[Start Recorded information]

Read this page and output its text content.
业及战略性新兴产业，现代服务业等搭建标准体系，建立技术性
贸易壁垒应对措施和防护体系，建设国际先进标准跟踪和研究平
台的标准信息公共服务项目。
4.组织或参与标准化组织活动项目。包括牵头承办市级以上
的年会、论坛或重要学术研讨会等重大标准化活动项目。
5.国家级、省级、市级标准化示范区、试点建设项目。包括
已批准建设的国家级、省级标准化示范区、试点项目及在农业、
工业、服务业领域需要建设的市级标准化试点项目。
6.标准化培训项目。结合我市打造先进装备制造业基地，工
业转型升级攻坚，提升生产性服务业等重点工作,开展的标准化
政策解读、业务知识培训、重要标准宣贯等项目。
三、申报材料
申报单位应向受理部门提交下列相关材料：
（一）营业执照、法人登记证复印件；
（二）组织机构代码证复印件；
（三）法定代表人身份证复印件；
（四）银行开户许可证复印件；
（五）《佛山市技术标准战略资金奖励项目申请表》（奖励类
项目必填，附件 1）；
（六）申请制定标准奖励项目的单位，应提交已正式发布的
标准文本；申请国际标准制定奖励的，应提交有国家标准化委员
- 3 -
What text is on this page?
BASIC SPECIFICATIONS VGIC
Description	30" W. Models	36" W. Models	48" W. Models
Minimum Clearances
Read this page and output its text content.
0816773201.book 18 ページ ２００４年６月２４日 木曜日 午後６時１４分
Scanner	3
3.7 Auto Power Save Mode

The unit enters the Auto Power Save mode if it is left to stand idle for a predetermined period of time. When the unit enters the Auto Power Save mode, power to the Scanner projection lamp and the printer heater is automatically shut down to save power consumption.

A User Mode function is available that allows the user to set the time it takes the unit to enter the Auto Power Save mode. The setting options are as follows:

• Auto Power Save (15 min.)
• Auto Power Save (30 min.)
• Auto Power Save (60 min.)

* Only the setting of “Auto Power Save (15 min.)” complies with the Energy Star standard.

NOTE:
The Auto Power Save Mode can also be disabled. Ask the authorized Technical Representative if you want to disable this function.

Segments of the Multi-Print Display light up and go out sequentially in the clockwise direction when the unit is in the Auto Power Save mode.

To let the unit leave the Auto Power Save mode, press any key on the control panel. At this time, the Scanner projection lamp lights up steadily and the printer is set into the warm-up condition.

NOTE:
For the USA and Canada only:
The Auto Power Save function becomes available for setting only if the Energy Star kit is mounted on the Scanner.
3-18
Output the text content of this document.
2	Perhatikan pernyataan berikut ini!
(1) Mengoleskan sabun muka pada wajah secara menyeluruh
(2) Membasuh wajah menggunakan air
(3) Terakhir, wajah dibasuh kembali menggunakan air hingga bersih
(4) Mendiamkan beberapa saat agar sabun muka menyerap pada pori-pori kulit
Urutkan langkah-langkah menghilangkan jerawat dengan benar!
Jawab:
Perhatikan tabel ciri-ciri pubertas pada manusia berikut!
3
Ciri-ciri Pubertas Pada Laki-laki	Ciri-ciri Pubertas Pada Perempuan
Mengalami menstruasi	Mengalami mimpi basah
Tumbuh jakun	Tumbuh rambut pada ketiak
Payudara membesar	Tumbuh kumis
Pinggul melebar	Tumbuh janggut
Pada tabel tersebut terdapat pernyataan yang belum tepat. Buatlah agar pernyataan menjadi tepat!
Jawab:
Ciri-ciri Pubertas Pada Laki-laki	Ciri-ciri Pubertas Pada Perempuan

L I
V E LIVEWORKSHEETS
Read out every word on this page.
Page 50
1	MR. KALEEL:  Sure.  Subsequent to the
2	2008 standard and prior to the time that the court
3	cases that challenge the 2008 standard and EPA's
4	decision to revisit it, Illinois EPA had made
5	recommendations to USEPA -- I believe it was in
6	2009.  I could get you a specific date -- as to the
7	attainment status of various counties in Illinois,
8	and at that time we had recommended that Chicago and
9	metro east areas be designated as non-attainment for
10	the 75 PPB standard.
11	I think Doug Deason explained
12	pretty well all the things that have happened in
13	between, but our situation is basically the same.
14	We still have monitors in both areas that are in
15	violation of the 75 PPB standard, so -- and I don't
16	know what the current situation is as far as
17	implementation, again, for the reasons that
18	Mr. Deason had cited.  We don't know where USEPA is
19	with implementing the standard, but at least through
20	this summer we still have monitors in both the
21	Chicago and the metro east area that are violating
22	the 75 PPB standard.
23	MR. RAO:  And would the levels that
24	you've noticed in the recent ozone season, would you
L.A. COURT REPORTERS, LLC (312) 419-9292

[End Recorded information]

Aim of the task |
Return each line of the data exactly as written above.

Exercise output |
Read this page and output its text content.
业及战略性新兴产业，现代服务业等搭建标准体系，建立技术性
贸易壁垒应对措施和防护体系，建设国际先进标准跟踪和研究平
台的标准信息公共服务项目。
4.组织或参与标准化组织活动项目。包括牵头承办市级以上
的年会、论坛或重要学术研讨会等重大标准化活动项目。
5.国家级、省级、市级标准化示范区、试点建设项目。包括
已批准建设的国家级、省级标准化示范区、试点项目及在农业、
工业、服务业领域需要建设的市级标准化试点项目。
6.标准化培训项目。结合我市打造先进装备制造业基地，工
业转型升级攻坚，提升生产性服务业等重点工作,开展的标准化
政策解读、业务知识培训、重要标准宣贯等项目。
三、申报材料
申报单位应向受理部门提交下列相关材料：
（一）营业执照、法人登记证复印件；
（二）组织机构代码证复印件；
（三）法定代表人身份证复印件；
（四）银行开户许可证复印件；
（五）《佛山市技术标准战略资金奖励项目申请表》（奖励类
项目必填，附件 1）；
（六）申请制定标准奖励项目的单位，应提交已正式发布的
标准文本；申请国际标准制定奖励的，应提交有国家标准化委员
- 3 -
What text is on this page?
BASIC SPECIFICATIONS VGIC
Description	30" W. Models	36" W. Models	48" W. Models
Minimum Clearances
Read this page and output its text content.
0816773201.book 18 ページ ２００４年６月２４日 木曜日 午後６時１４分
Scanner	3
3.7 Auto Power Save Mode

The unit enters the Auto Power Save mode if it is left to stand idle for a predetermined period of time. When the unit enters the Auto Power Save mode, power to the Scanner projection lamp and the printer heater is automatically shut down to save power consumption.

A User Mode function is available that allows the user to set the time it takes the unit to enter the Auto Power Save mode. The setting options are as follows:

• Auto Power Save (15 min.)
• Auto Power Save (30 min.)
• Auto Power Save (60 min.)

* Only the setting of “Auto Power Save (15 min.)” complies with the Energy Star standard.

NOTE:
The Auto Power Save Mode can also be disabled. Ask the authorized Technical Representative if you want to disable this function.

Segments of the Multi-Print Display light up and go out sequentially in the clockwise direction when the unit is in the Auto Power Save mode.

To let the unit leave the Auto Power Save mode, press any key on the control panel. At this time, the Scanner projection lamp lights up steadily and the printer is set into the warm-up condition.

NOTE:
For the USA and Canada only:
The Auto Power Save function becomes available for setting only if the Energy Star kit is mounted on the Scanner.
3-18
Output the text content of this document.
2	Perhatikan pernyataan berikut ini!
(1) Mengoleskan sabun muka pada wajah secara menyeluruh
(2) Membasuh wajah menggunakan air
(3) Terakhir, wajah dibasuh kembali menggunakan air hingga bersih
(4) Mendiamkan beberapa saat agar sabun muka menyerap pada pori-pori kulit
Urutkan langkah-langkah menghilangkan jerawat dengan benar!
Jawab:
Perhatikan tabel ciri-ciri pubertas pada manusia berikut!
3
Ciri-ciri Pubertas Pada Laki-laki	Ciri-ciri Pubertas Pada Perempuan
Mengalami menstruasi	Mengalami mimpi basah
Tumbuh jakun	Tumbuh rambut pada ketiak
Payudara membesar	Tumbuh kumis
Pinggul melebar	Tumbuh janggut
Pada tabel tersebut terdapat pernyataan yang belum tepat. Buatlah agar pernyataan menjadi tepat!
Jawab:
Ciri-ciri Pubertas Pada Laki-laki	Ciri-ciri Pubertas Pada Perempuan

L I
V E LIVEWORKSHEETS
Read out every word on this page.
Page 50
1	MR. KALEEL:  Sure.  Subsequent to the
2	2008 standard and prior to the time that the court
3	cases that challenge the 2008 standard and EPA's
4	decision to revisit it, Illinois EPA had made
5	recommendations to USEPA -- I believe it was in
6	2009.  I could get you a specific date -- as to the
7	attainment status of various counties in Illinois,
8	and at that time we had recommended that Chicago and
9	metro east areas be designated as non-attainment for
10	the 75 PPB standard.
11	I think Doug Deason explained
12	pretty well all the things that have happened in
13	between, but our situation is basically the same.
14	We still have monitors in both areas that are in
15	violation of the 75 PPB standard, so -- and I don't
16	know what the current situation is as far as
17	implementation, again, for the reasons that
18	Mr. Deason had cited.  We don't know where USEPA is
19	with implementing the standard, but at least through
20	this summer we still have monitors in both the
21	Chicago and the metro east area that are violating
22	the 75 PPB standard.
23	MR. RAO:  And would the levels that
24	you've noticed in the recent ozone season, would you
L.A. COURT REPORTERS, LLC (312) 419-9292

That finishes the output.